<<<<

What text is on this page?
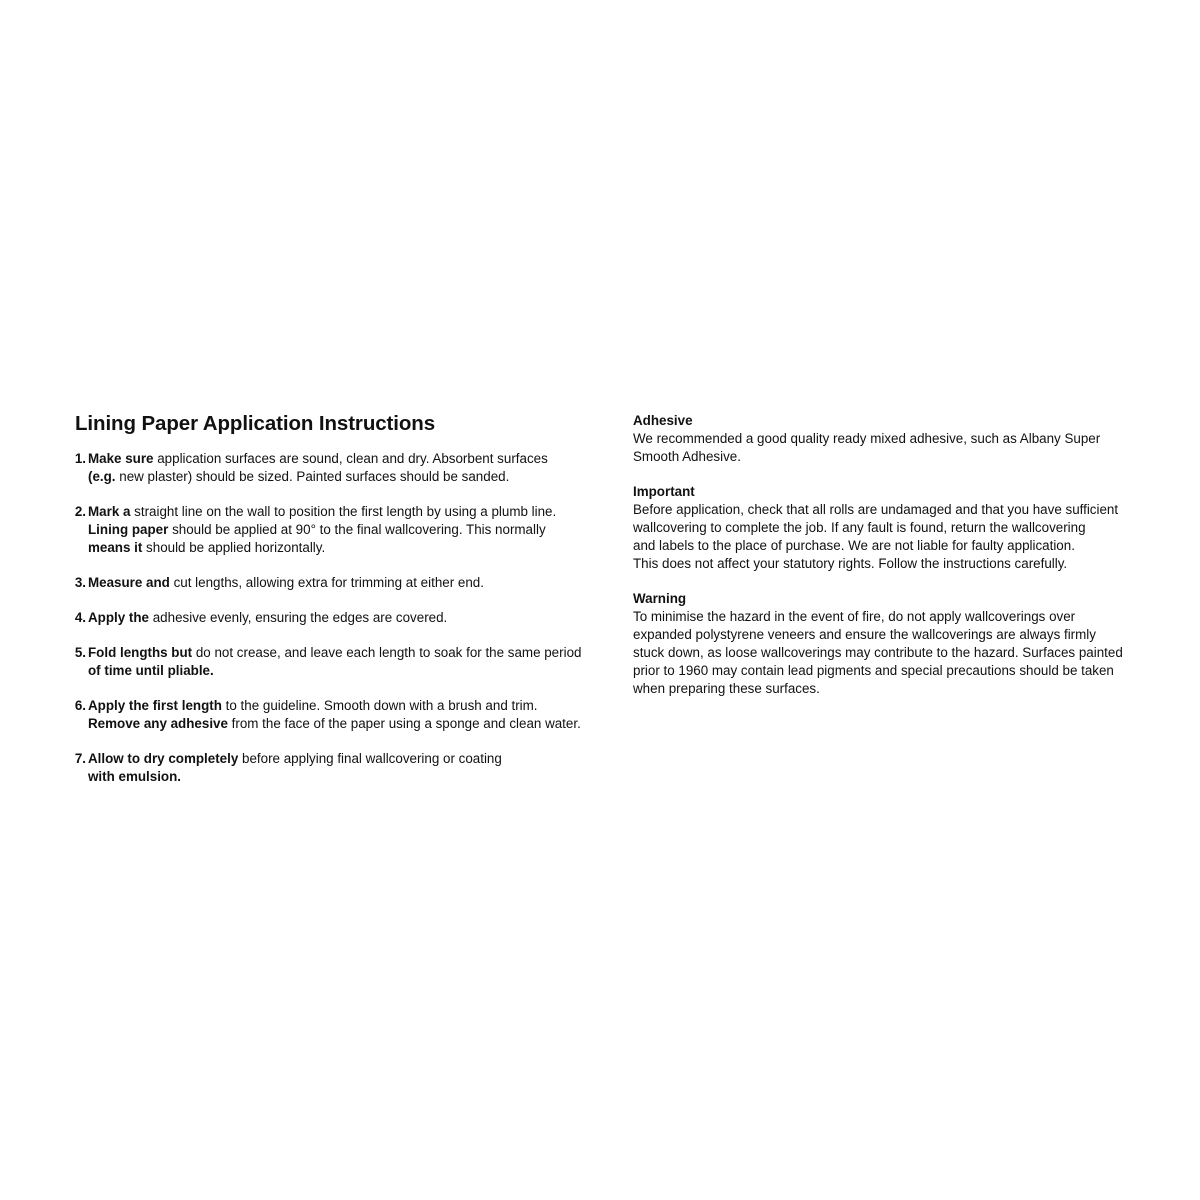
Lining Paper Application Instructions
1. Make sure application surfaces are sound, clean and dry. Absorbent surfaces
(e.g. new plaster) should be sized. Painted surfaces should be sanded.
2. Mark a straight line on the wall to position the first length by using a plumb line.
Lining paper should be applied at 90° to the final wallcovering. This normally
means it should be applied horizontally.
3. Measure and cut lengths, allowing extra for trimming at either end.
4. Apply the adhesive evenly, ensuring the edges are covered.
5. Fold lengths but do not crease, and leave each length to soak for the same period
of time until pliable.
6. Apply the first length to the guideline. Smooth down with a brush and trim.
Remove any adhesive from the face of the paper using a sponge and clean water.
7. Allow to dry completely before applying final wallcovering or coating
with emulsion.
Adhesive
We recommended a good quality ready mixed adhesive, such as Albany Super
Smooth Adhesive.
Important
Before application, check that all rolls are undamaged and that you have sufficient
wallcovering to complete the job. If any fault is found, return the wallcovering
and labels to the place of purchase. We are not liable for faulty application.
This does not affect your statutory rights. Follow the instructions carefully.
Warning
To minimise the hazard in the event of fire, do not apply wallcoverings over
expanded polystyrene veneers and ensure the wallcoverings are always firmly
stuck down, as loose wallcoverings may contribute to the hazard. Surfaces painted
prior to 1960 may contain lead pigments and special precautions should be taken
when preparing these surfaces.
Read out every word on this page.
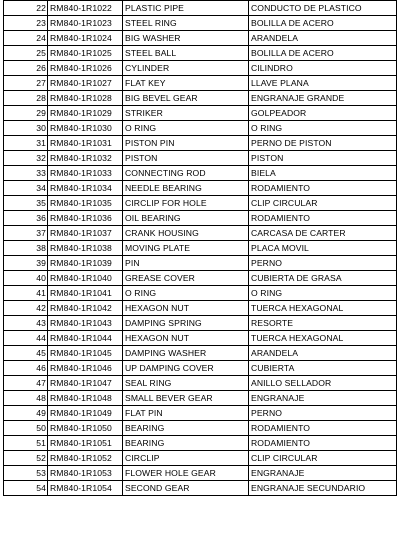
22	RM840-1R1022	PLASTIC PIPE	CONDUCTO DE PLASTICO
23	RM840-1R1023	STEEL RING	BOLILLA DE ACERO
24	RM840-1R1024	BIG WASHER	ARANDELA
25	RM840-1R1025	STEEL BALL	BOLILLA DE ACERO
26	RM840-1R1026	CYLINDER	CILINDRO
27	RM840-1R1027	FLAT KEY	LLAVE PLANA
28	RM840-1R1028	BIG BEVEL GEAR	ENGRANAJE GRANDE
29	RM840-1R1029	STRIKER	GOLPEADOR
30	RM840-1R1030	O RING	O RING
31	RM840-1R1031	PISTON PIN	PERNO DE PISTON
32	RM840-1R1032	PISTON	PISTON
33	RM840-1R1033	CONNECTING ROD	BIELA
34	RM840-1R1034	NEEDLE BEARING	RODAMIENTO
35	RM840-1R1035	CIRCLIP FOR HOLE	CLIP CIRCULAR
36	RM840-1R1036	OIL BEARING	RODAMIENTO
37	RM840-1R1037	CRANK HOUSING	CARCASA DE CARTER
38	RM840-1R1038	MOVING PLATE	PLACA MOVIL
39	RM840-1R1039	PIN	PERNO
40	RM840-1R1040	GREASE COVER	CUBIERTA DE GRASA
41	RM840-1R1041	O RING	O RING
42	RM840-1R1042	HEXAGON NUT	TUERCA HEXAGONAL
43	RM840-1R1043	DAMPING SPRING	RESORTE
44	RM840-1R1044	HEXAGON NUT	TUERCA HEXAGONAL
45	RM840-1R1045	DAMPING WASHER	ARANDELA
46	RM840-1R1046	UP DAMPING COVER	CUBIERTA
47	RM840-1R1047	SEAL RING	ANILLO SELLADOR
48	RM840-1R1048	SMALL BEVER GEAR	ENGRANAJE
49	RM840-1R1049	FLAT PIN	PERNO
50	RM840-1R1050	BEARING	RODAMIENTO
51	RM840-1R1051	BEARING	RODAMIENTO
52	RM840-1R1052	CIRCLIP	CLIP CIRCULAR
53	RM840-1R1053	FLOWER HOLE GEAR	ENGRANAJE
54	RM840-1R1054	SECOND GEAR	ENGRANAJE SECUNDARIO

>>>>

> [Aim of the task] Identify the lines that contain the string "FLAT", and copy every one of them.

> [Task output]
27	RM840-1R1027	FLAT KEY	LLAVE PLANA
49	RM840-1R1049	FLAT PIN	PERNO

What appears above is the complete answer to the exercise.